┌─ DATA EXCERPTS

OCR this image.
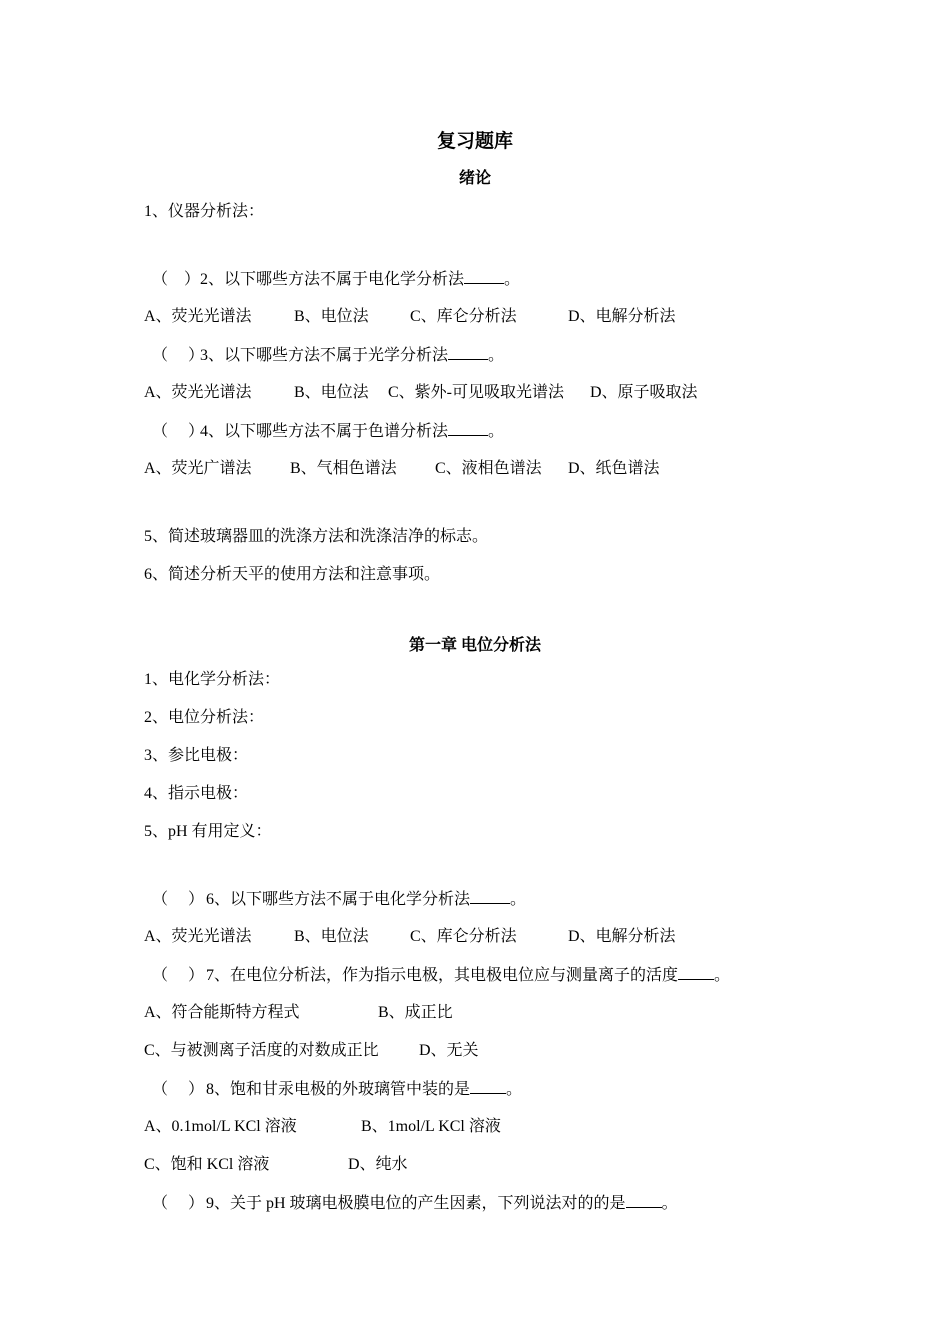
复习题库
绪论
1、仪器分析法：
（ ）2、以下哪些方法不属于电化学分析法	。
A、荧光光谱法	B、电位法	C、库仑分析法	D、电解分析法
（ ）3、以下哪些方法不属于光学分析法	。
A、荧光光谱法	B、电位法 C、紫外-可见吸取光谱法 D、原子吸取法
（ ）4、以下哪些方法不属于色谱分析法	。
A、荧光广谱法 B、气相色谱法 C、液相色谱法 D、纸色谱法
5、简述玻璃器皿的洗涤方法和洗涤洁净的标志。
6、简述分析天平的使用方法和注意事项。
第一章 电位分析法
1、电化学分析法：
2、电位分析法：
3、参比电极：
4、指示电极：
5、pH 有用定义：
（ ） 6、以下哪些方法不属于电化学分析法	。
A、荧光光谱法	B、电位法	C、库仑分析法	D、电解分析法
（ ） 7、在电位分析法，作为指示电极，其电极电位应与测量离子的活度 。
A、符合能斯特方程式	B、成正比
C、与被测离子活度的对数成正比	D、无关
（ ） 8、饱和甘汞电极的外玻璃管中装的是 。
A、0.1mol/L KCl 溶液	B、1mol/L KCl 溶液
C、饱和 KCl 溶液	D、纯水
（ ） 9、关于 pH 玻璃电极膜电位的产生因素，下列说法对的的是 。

└─

- **DO THIS**
Every line of the material is to be quoted exactly, with no pictures carried over.

- **RESULT**
OCR this image.
复习题库
绪论
1、仪器分析法：
（ ）2、以下哪些方法不属于电化学分析法	。
A、荧光光谱法	B、电位法	C、库仑分析法	D、电解分析法
（ ）3、以下哪些方法不属于光学分析法	。
A、荧光光谱法	B、电位法 C、紫外-可见吸取光谱法 D、原子吸取法
（ ）4、以下哪些方法不属于色谱分析法	。
A、荧光广谱法 B、气相色谱法 C、液相色谱法 D、纸色谱法
5、简述玻璃器皿的洗涤方法和洗涤洁净的标志。
6、简述分析天平的使用方法和注意事项。
第一章 电位分析法
1、电化学分析法：
2、电位分析法：
3、参比电极：
4、指示电极：
5、pH 有用定义：
（ ） 6、以下哪些方法不属于电化学分析法	。
A、荧光光谱法	B、电位法	C、库仑分析法	D、电解分析法
（ ） 7、在电位分析法，作为指示电极，其电极电位应与测量离子的活度 。
A、符合能斯特方程式	B、成正比
C、与被测离子活度的对数成正比	D、无关
（ ） 8、饱和甘汞电极的外玻璃管中装的是 。
A、0.1mol/L KCl 溶液	B、1mol/L KCl 溶液
C、饱和 KCl 溶液	D、纯水
（ ） 9、关于 pH 玻璃电极膜电位的产生因素，下列说法对的的是 。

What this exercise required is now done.